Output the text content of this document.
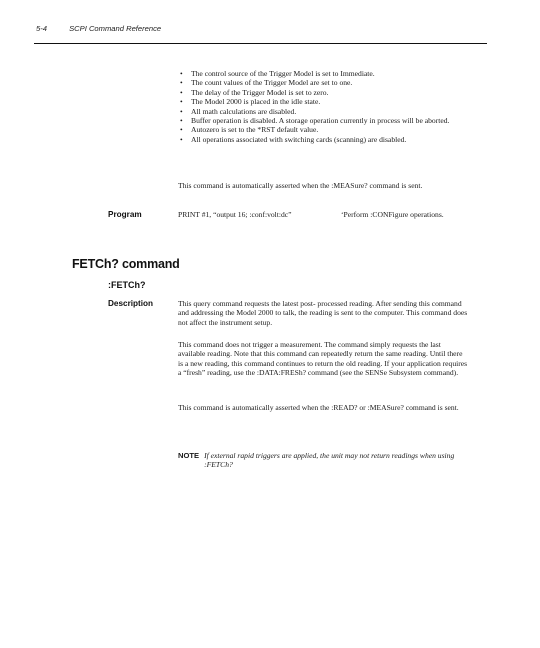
5-4	SCPI Command Reference
• The control source of the Trigger Model is set to Immediate.
• The count values of the Trigger Model are set to one.
• The delay of the Trigger Model is set to zero.
• The Model 2000 is placed in the idle state.
• All math calculations are disabled.
• Buffer operation is disabled. A storage operation currently in process will be aborted.
• Autozero is set to the *RST default value.
• All operations associated with switching cards (scanning) are disabled.

This command is automatically asserted when the :MEASure? command is sent.

Program	PRINT #1, “output 16; :conf:volt:dc”	‘Perform :CONFigure operations.
FETCh? command
:FETCh?
Description	This query command requests the latest post- processed reading. After sending this command and addressing the Model 2000 to talk, the reading is sent to the computer. This command does not affect the instrument setup.

This command does not trigger a measurement. The command simply requests the last available reading. Note that this command can repeatedly return the same reading. Until there is a new reading, this command continues to return the old reading. If your application requires a “fresh” reading, use the :DATA:FRESh? command (see the SENSe Subsystem command).

This command is automatically asserted when the :READ? or :MEASure? command is sent.

NOTE If external rapid triggers are applied, the unit may not return readings when using :FETCh?
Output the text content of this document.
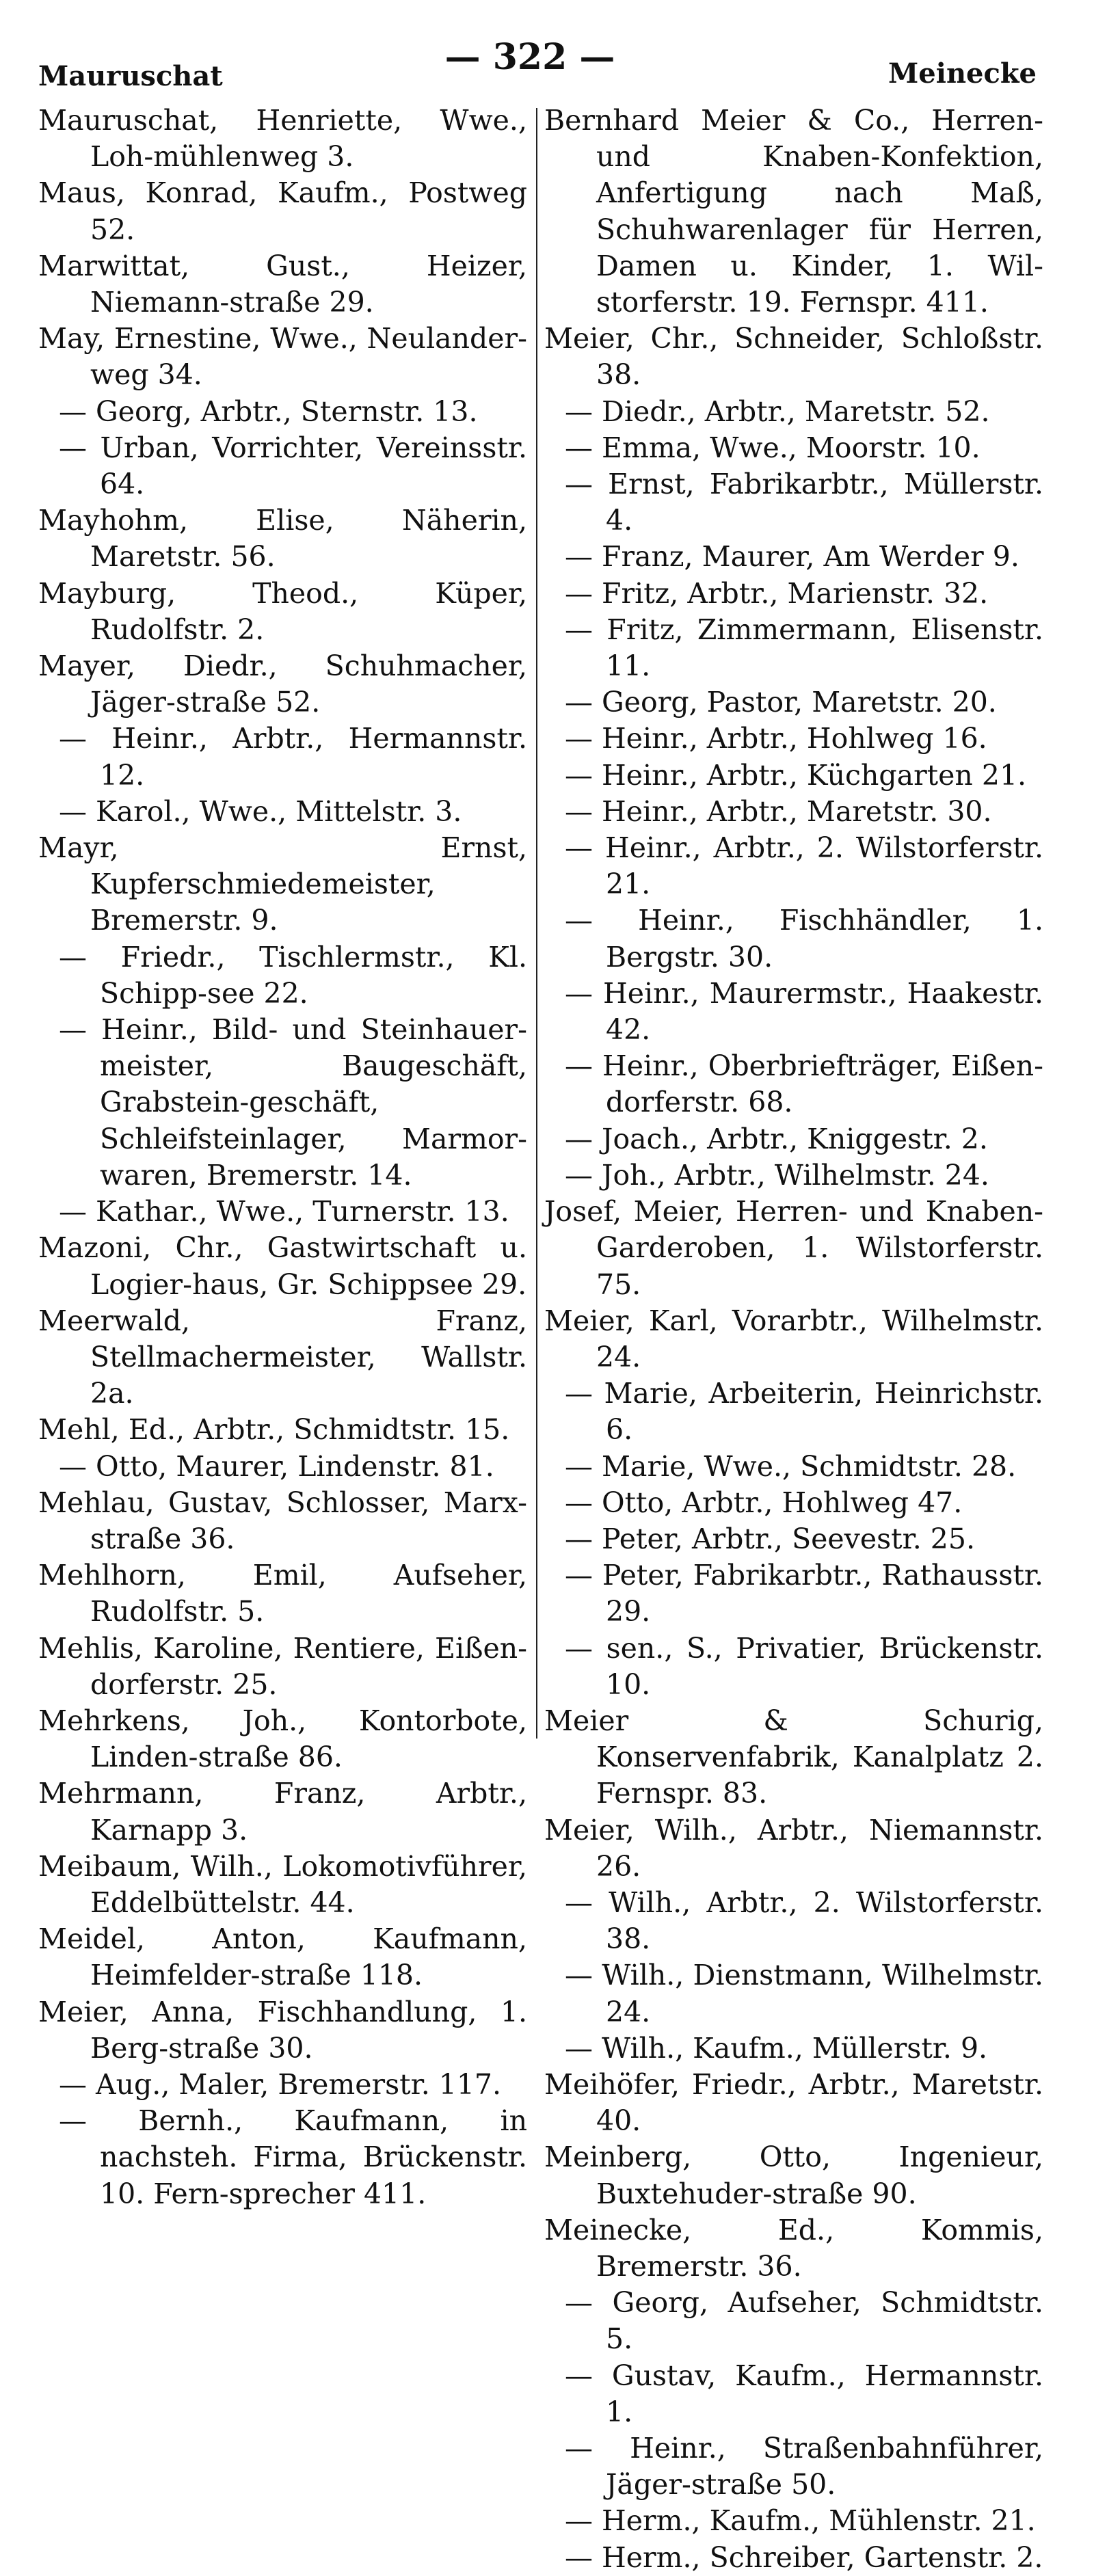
Mauruschat	— 322 —	Meinecke
Mauruschat, Henriette, Wwe., Loh-mühlenweg 3.
Maus, Konrad, Kaufm., Postweg 52.
Marwittat, Gust., Heizer, Niemann-straße 29.
May, Ernestine, Wwe., Neulander-weg 34.
— Georg, Arbtr., Sternstr. 13.
— Urban, Vorrichter, Vereinsstr. 64.
Mayhohm, Elise, Näherin, Maretstr. 56.
Mayburg, Theod., Küper, Rudolfstr. 2.
Mayer, Diedr., Schuhmacher, Jäger-straße 52.
— Heinr., Arbtr., Hermannstr. 12.
— Karol., Wwe., Mittelstr. 3.
Mayr, Ernst, Kupferschmiedemeister, Bremerstr. 9.
— Friedr., Tischlermstr., Kl. Schipp-see 22.
— Heinr., Bild- und Steinhauer-meister, Baugeschäft, Grabstein-geschäft, Schleifsteinlager, Marmor-waren, Bremerstr. 14.
— Kathar., Wwe., Turnerstr. 13.
Mazoni, Chr., Gastwirtschaft u. Logier-haus, Gr. Schippsee 29.
Meerwald, Franz, Stellmachermeister, Wallstr. 2a.
Mehl, Ed., Arbtr., Schmidtstr. 15.
— Otto, Maurer, Lindenstr. 81.
Mehlau, Gustav, Schlosser, Marx-straße 36.
Mehlhorn, Emil, Aufseher, Rudolfstr. 5.
Mehlis, Karoline, Rentiere, Eißen-dorferstr. 25.
Mehrkens, Joh., Kontorbote, Linden-straße 86.
Mehrmann, Franz, Arbtr., Karnapp 3.
Meibaum, Wilh., Lokomotivführer, Eddelbüttelstr. 44.
Meidel, Anton, Kaufmann, Heimfelder-straße 118.
Meier, Anna, Fischhandlung, 1. Berg-straße 30.
— Aug., Maler, Bremerstr. 117.
— Bernh., Kaufmann, in nachsteh. Firma, Brückenstr. 10. Fern-sprecher 411.
Bernhard Meier & Co., Herren- und Knaben-Konfektion, Anfertigung nach Maß, Schuhwarenlager für Herren, Damen u. Kinder, 1. Wil-storferstr. 19. Fernspr. 411.
Meier, Chr., Schneider, Schloßstr. 38.
— Diedr., Arbtr., Maretstr. 52.
— Emma, Wwe., Moorstr. 10.
— Ernst, Fabrikarbtr., Müllerstr. 4.
— Franz, Maurer, Am Werder 9.
— Fritz, Arbtr., Marienstr. 32.
— Fritz, Zimmermann, Elisenstr. 11.
— Georg, Pastor, Maretstr. 20.
— Heinr., Arbtr., Hohlweg 16.
— Heinr., Arbtr., Küchgarten 21.
— Heinr., Arbtr., Maretstr. 30.
— Heinr., Arbtr., 2. Wilstorferstr. 21.
— Heinr., Fischhändler, 1. Bergstr. 30.
— Heinr., Maurermstr., Haakestr. 42.
— Heinr., Oberbriefträger, Eißen-dorferstr. 68.
— Joach., Arbtr., Kniggestr. 2.
— Joh., Arbtr., Wilhelmstr. 24.
Josef, Meier, Herren- und Knaben-Garderoben, 1. Wilstorferstr. 75.
Meier, Karl, Vorarbtr., Wilhelmstr. 24.
— Marie, Arbeiterin, Heinrichstr. 6.
— Marie, Wwe., Schmidtstr. 28.
— Otto, Arbtr., Hohlweg 47.
— Peter, Arbtr., Seevestr. 25.
— Peter, Fabrikarbtr., Rathausstr. 29.
— sen., S., Privatier, Brückenstr. 10.
Meier & Schurig, Konservenfabrik, Kanalplatz 2. Fernspr. 83.
Meier, Wilh., Arbtr., Niemannstr. 26.
— Wilh., Arbtr., 2. Wilstorferstr. 38.
— Wilh., Dienstmann, Wilhelmstr. 24.
— Wilh., Kaufm., Müllerstr. 9.
Meihöfer, Friedr., Arbtr., Maretstr. 40.
Meinberg, Otto, Ingenieur, Buxtehuder-straße 90.
Meinecke, Ed., Kommis, Bremerstr. 36.
— Georg, Aufseher, Schmidtstr. 5.
— Gustav, Kaufm., Hermannstr. 1.
— Heinr., Straßenbahnführer, Jäger-straße 50.
— Herm., Kaufm., Mühlenstr. 21.
— Herm., Schreiber, Gartenstr. 2.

◆ ◆ ◆

§ DESCRIPTION OF THE TASK:
Gather, from the listing above, every line carrying the word "disabled".

§ PROBLEM SOLUTION:
• All math calculations are disabled.
• Buffer operation is disabled. A storage operation currently in process will be aborted.
• All operations associated with switching cards (scanning) are disabled.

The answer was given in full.